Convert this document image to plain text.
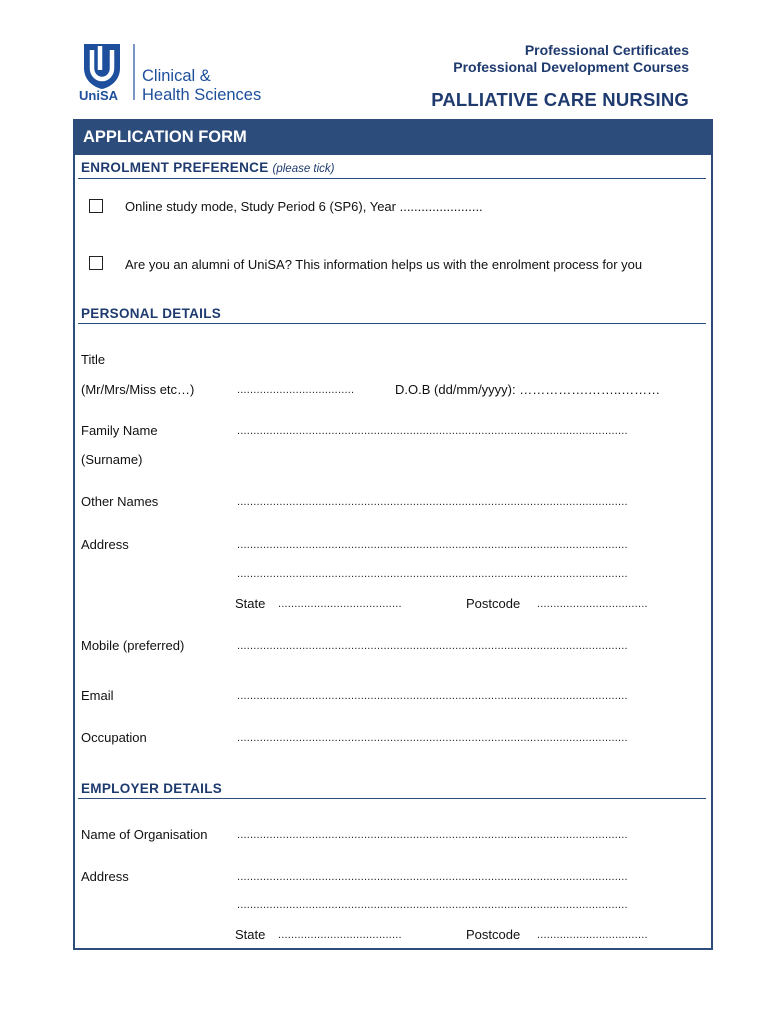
UniSA
Clinical &
Health Sciences
Professional Certificates
Professional Development Courses
PALLIATIVE CARE NURSING
APPLICATION FORM
ENROLMENT PREFERENCE (please tick)
Online study mode, Study Period 6 (SP6), Year .......................
Are you an alumni of UniSA? This information helps us with the enrolment process for you
PERSONAL DETAILS
Title
(Mr/Mrs/Miss etc…)	....................................	D.O.B (dd/mm/yyyy): …………….……..………
Family Name	........................................................................................................................
(Surname)
Other Names	........................................................................................................................
Address	........................................................................................................................
........................................................................................................................
State ......................................	Postcode ..................................
Mobile (preferred)	........................................................................................................................
Email	........................................................................................................................
Occupation	........................................................................................................................
EMPLOYER DETAILS
Name of Organisation	........................................................................................................................
Address	........................................................................................................................
........................................................................................................................
State ......................................	Postcode ..................................
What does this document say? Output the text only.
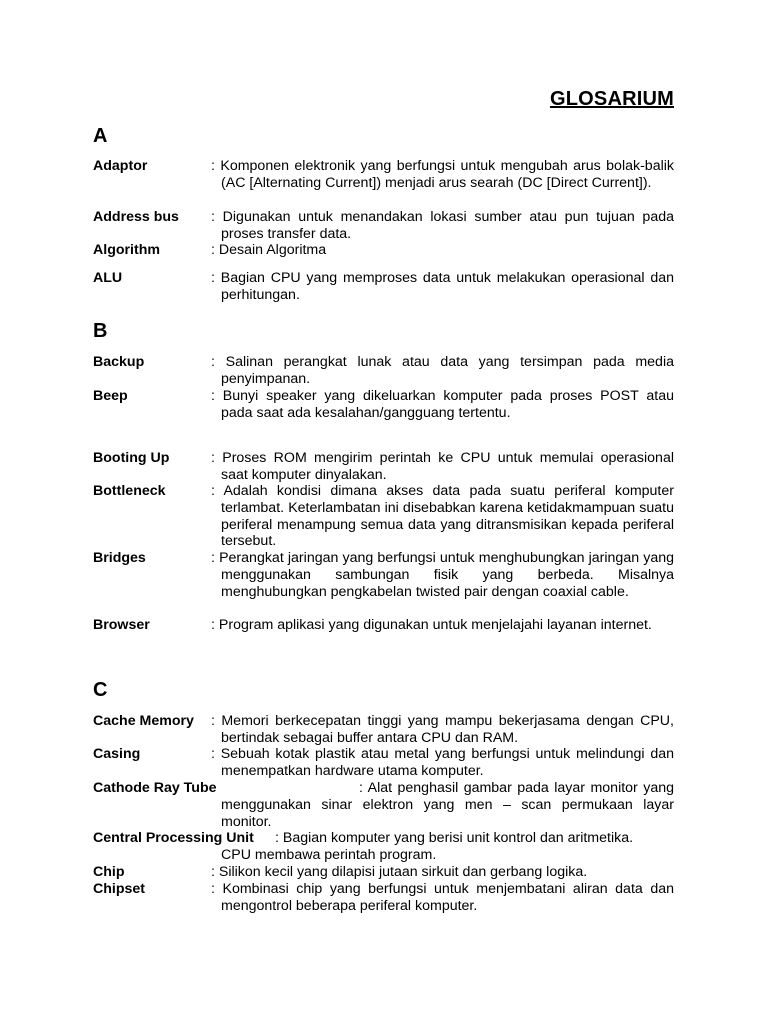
GLOSARIUM
A
Adaptor	: Komponen elektronik yang berfungsi untuk mengubah arus bolak-balik (AC [Alternating Current]) menjadi arus searah (DC [Direct Current]).
Address bus : Digunakan untuk menandakan lokasi sumber atau pun tujuan pada proses transfer data.
Algorithm	: Desain Algoritma
ALU	: Bagian CPU yang memproses data untuk melakukan operasional dan perhitungan.
B
Backup	: Salinan perangkat lunak atau data yang tersimpan pada media penyimpanan.
Beep	: Bunyi speaker yang dikeluarkan komputer pada proses POST atau pada saat ada kesalahan/gangguang tertentu.
Booting Up	: Proses ROM mengirim perintah ke CPU untuk memulai operasional saat komputer dinyalakan.
Bottleneck	: Adalah kondisi dimana akses data pada suatu periferal komputer terlambat. Keterlambatan ini disebabkan karena ketidakmampuan suatu periferal menampung semua data yang ditransmisikan kepada periferal tersebut.
Bridges	: Perangkat jaringan yang berfungsi untuk menghubungkan jaringan yang menggunakan sambungan fisik yang berbeda. Misalnya menghubungkan pengkabelan twisted pair dengan coaxial cable.
Browser	: Program aplikasi yang digunakan untuk menjelajahi layanan internet.
C
Cache Memory : Memori berkecepatan tinggi yang mampu bekerjasama dengan CPU, bertindak sebagai buffer antara CPU dan RAM.
Casing	: Sebuah kotak plastik atau metal yang berfungsi untuk melindungi dan menempatkan hardware utama komputer.
Cathode Ray Tube	: Alat penghasil gambar pada layar monitor yang
menggunakan sinar elektron yang men – scan permukaan layar monitor.
Central Processing Unit : Bagian komputer yang berisi unit kontrol dan aritmetika.
CPU membawa perintah program.
Chip	: Silikon kecil yang dilapisi jutaan sirkuit dan gerbang logika.
Chipset	: Kombinasi chip yang berfungsi untuk menjembatani aliran data dan mengontrol beberapa periferal komputer.
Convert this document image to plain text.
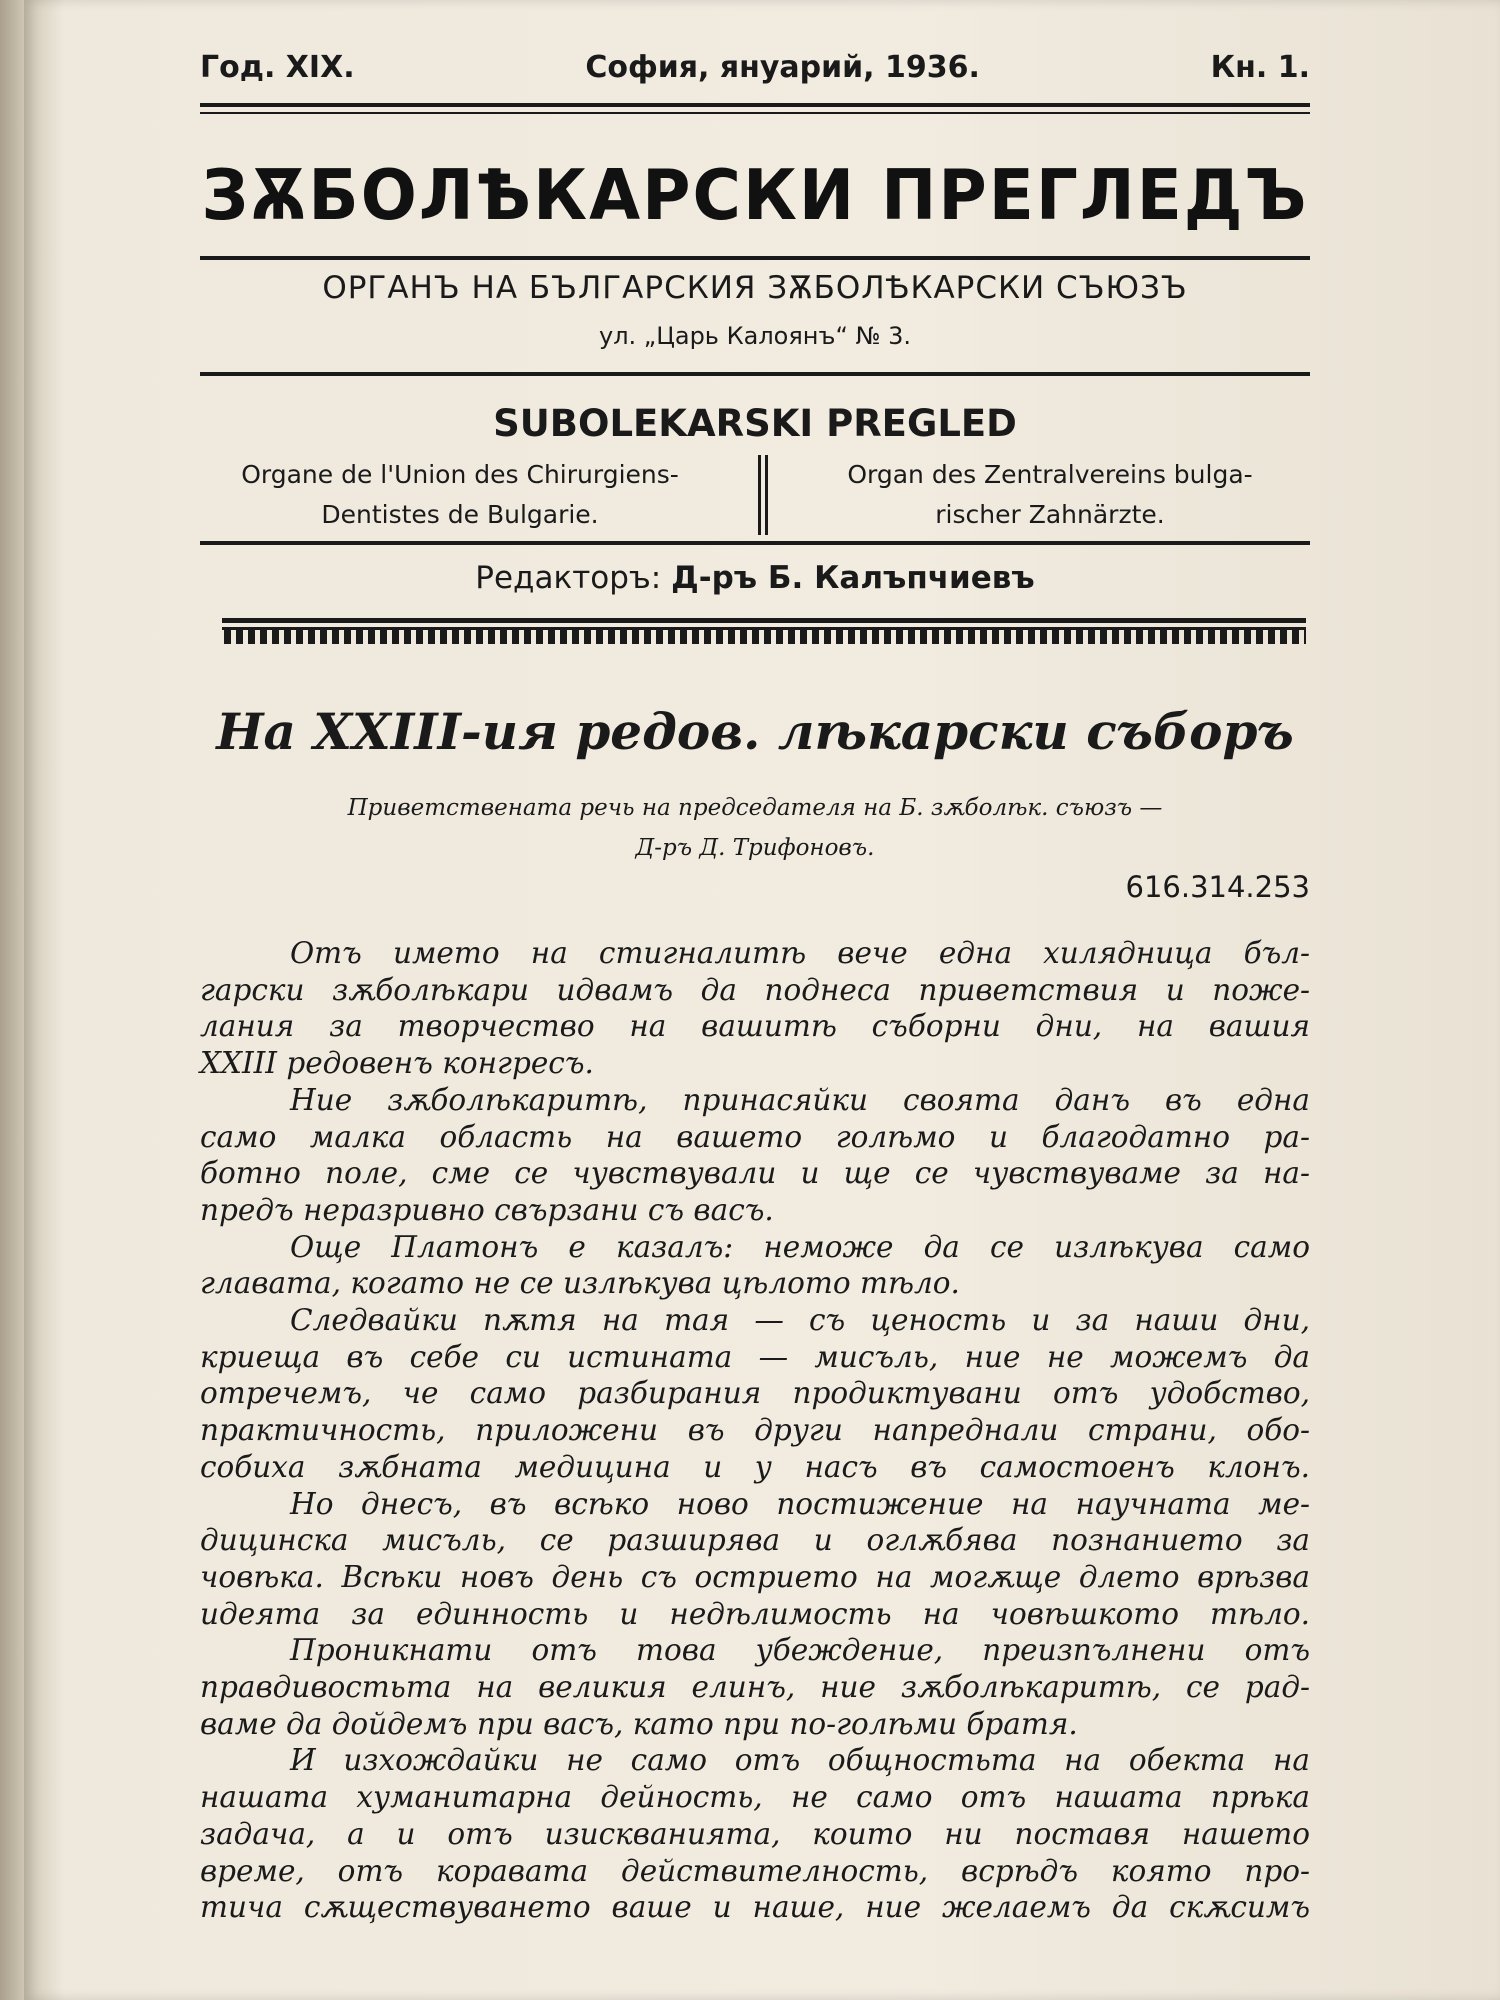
Год. XIX.	София, януарий, 1936.	Кн. 1.
ЗѪБОЛѢКАРСКИ ПРЕГЛЕДЪ
ОРГАНЪ НА БЪЛГАРСКИЯ ЗѪБОЛѢКАРСКИ СЪЮЗЪ
ул. „Царь Калоянъ“ № 3.
SUBOLEKARSKI PREGLED
Organe de l'Union des Chirurgiens-
Dentistes de Bulgarie.
Organ des Zentralvereins bulga-
rischer Zahnärzte.
Редакторъ: Д-ръ Б. Калъпчиевъ
На XXIII-ия редов. лѣкарски съборъ
Приветствената речь на председателя на Б. зѫболѣк. съюзъ —
Д-ръ Д. Трифоновъ.
616.314.253
Отъ името на стигналитѣ вече една хилядница бъл-
гарски зѫболѣкари идвамъ да поднеса приветствия и поже-
лания за творчество на вашитѣ съборни дни, на вашия
XXIII редовенъ конгресъ.
Ние зѫболѣкаритѣ, принасяйки своята данъ въ една
само малка область на вашето голѣмо и благодатно ра-
ботно поле, сме се чувствували и ще се чувствуваме за на-
предъ неразривно свързани съ васъ.
Още Платонъ е казалъ: неможе да се излѣкува само
главата, когато не се излѣкува цѣлото тѣло.
Следвайки пѫтя на тая — съ ценость и за наши дни,
криеща въ себе си истината — мисъль, ние не можемъ да
отречемъ, че само разбирания продиктувани отъ удобство,
практичность, приложени въ други напреднали страни, обо-
собиха зѫбната медицина и у насъ въ самостоенъ клонъ.
Но днесъ, въ всѣко ново постижение на научната ме-
дицинска мисъль, се разширява и оглѫбява познанието за
човѣка. Всѣки новъ день съ острието на могѫще длето врѣзва
идеята за единность и недѣлимость на човѣшкото тѣло.
Проникнати отъ това убеждение, преизпълнени отъ
правдивостьта на великия елинъ, ние зѫболѣкаритѣ, се рад-
ваме да дойдемъ при васъ, като при по-голѣми братя.
И изхождайки не само отъ общностьта на обекта на
нашата хуманитарна дейность, не само отъ нашата прѣка
задача, а и отъ изискванията, които ни поставя нашето
време, отъ коравата действителность, всрѣдъ която про-
тича сѫществуването ваше и наше, ние желаемъ да скѫсимъ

## WRITTEN EXERCISE
Exclude the pictures and repeat every other part of the records word for word.

## THE ANSWER
Convert this document image to plain text.
UniSA
Clinical &
Health Sciences
Professional Certificates
Professional Development Courses
PALLIATIVE CARE NURSING
APPLICATION FORM
ENROLMENT PREFERENCE (please tick)
Online study mode, Study Period 6 (SP6), Year .......................
Are you an alumni of UniSA? This information helps us with the enrolment process for you
PERSONAL DETAILS
Title
(Mr/Mrs/Miss etc…)	....................................	D.O.B (dd/mm/yyyy): …………….……..………
Family Name	........................................................................................................................
(Surname)
Other Names	........................................................................................................................
Address	........................................................................................................................
........................................................................................................................
State ......................................	Postcode ..................................
Mobile (preferred)	........................................................................................................................
Email	........................................................................................................................
Occupation	........................................................................................................................
EMPLOYER DETAILS
Name of Organisation	........................................................................................................................
Address	........................................................................................................................
........................................................................................................................
State ......................................	Postcode ..................................
What does this document say? Output the text only.
GLOSARIUM
A
Adaptor	: Komponen elektronik yang berfungsi untuk mengubah arus bolak-balik (AC [Alternating Current]) menjadi arus searah (DC [Direct Current]).
Address bus : Digunakan untuk menandakan lokasi sumber atau pun tujuan pada proses transfer data.
Algorithm	: Desain Algoritma
ALU	: Bagian CPU yang memproses data untuk melakukan operasional dan perhitungan.
B
Backup	: Salinan perangkat lunak atau data yang tersimpan pada media penyimpanan.
Beep	: Bunyi speaker yang dikeluarkan komputer pada proses POST atau pada saat ada kesalahan/gangguang tertentu.
Booting Up	: Proses ROM mengirim perintah ke CPU untuk memulai operasional saat komputer dinyalakan.
Bottleneck	: Adalah kondisi dimana akses data pada suatu periferal komputer terlambat. Keterlambatan ini disebabkan karena ketidakmampuan suatu periferal menampung semua data yang ditransmisikan kepada periferal tersebut.
Bridges	: Perangkat jaringan yang berfungsi untuk menghubungkan jaringan yang menggunakan sambungan fisik yang berbeda. Misalnya menghubungkan pengkabelan twisted pair dengan coaxial cable.
Browser	: Program aplikasi yang digunakan untuk menjelajahi layanan internet.
C
Cache Memory : Memori berkecepatan tinggi yang mampu bekerjasama dengan CPU, bertindak sebagai buffer antara CPU dan RAM.
Casing	: Sebuah kotak plastik atau metal yang berfungsi untuk melindungi dan menempatkan hardware utama komputer.
Cathode Ray Tube	: Alat penghasil gambar pada layar monitor yang
menggunakan sinar elektron yang men – scan permukaan layar monitor.
Central Processing Unit : Bagian komputer yang berisi unit kontrol dan aritmetika.
CPU membawa perintah program.
Chip	: Silikon kecil yang dilapisi jutaan sirkuit dan gerbang logika.
Chipset	: Kombinasi chip yang berfungsi untuk menjembatani aliran data dan mengontrol beberapa periferal komputer.
Convert this document image to plain text.
Год. XIX.	София, януарий, 1936.	Кн. 1.
ЗѪБОЛѢКАРСКИ ПРЕГЛЕДЪ
ОРГАНЪ НА БЪЛГАРСКИЯ ЗѪБОЛѢКАРСКИ СЪЮЗЪ
ул. „Царь Калоянъ“ № 3.
SUBOLEKARSKI PREGLED
Organe de l'Union des Chirurgiens-
Dentistes de Bulgarie.
Organ des Zentralvereins bulga-
rischer Zahnärzte.
Редакторъ: Д-ръ Б. Калъпчиевъ
На XXIII-ия редов. лѣкарски съборъ
Приветствената речь на председателя на Б. зѫболѣк. съюзъ —
Д-ръ Д. Трифоновъ.
616.314.253
Отъ името на стигналитѣ вече една хилядница бъл-
гарски зѫболѣкари идвамъ да поднеса приветствия и поже-
лания за творчество на вашитѣ съборни дни, на вашия
XXIII редовенъ конгресъ.
Ние зѫболѣкаритѣ, принасяйки своята данъ въ една
само малка область на вашето голѣмо и благодатно ра-
ботно поле, сме се чувствували и ще се чувствуваме за на-
предъ неразривно свързани съ васъ.
Още Платонъ е казалъ: неможе да се излѣкува само
главата, когато не се излѣкува цѣлото тѣло.
Следвайки пѫтя на тая — съ ценость и за наши дни,
криеща въ себе си истината — мисъль, ние не можемъ да
отречемъ, че само разбирания продиктувани отъ удобство,
практичность, приложени въ други напреднали страни, обо-
собиха зѫбната медицина и у насъ въ самостоенъ клонъ.
Но днесъ, въ всѣко ново постижение на научната ме-
дицинска мисъль, се разширява и оглѫбява познанието за
човѣка. Всѣки новъ день съ острието на могѫще длето врѣзва
идеята за единность и недѣлимость на човѣшкото тѣло.
Проникнати отъ това убеждение, преизпълнени отъ
правдивостьта на великия елинъ, ние зѫболѣкаритѣ, се рад-
ваме да дойдемъ при васъ, като при по-голѣми братя.
И изхождайки не само отъ общностьта на обекта на
нашата хуманитарна дейность, не само отъ нашата прѣка
задача, а и отъ изискванията, които ни поставя нашето
време, отъ коравата действителность, всрѣдъ която про-
тича сѫществуването ваше и наше, ние желаемъ да скѫсимъ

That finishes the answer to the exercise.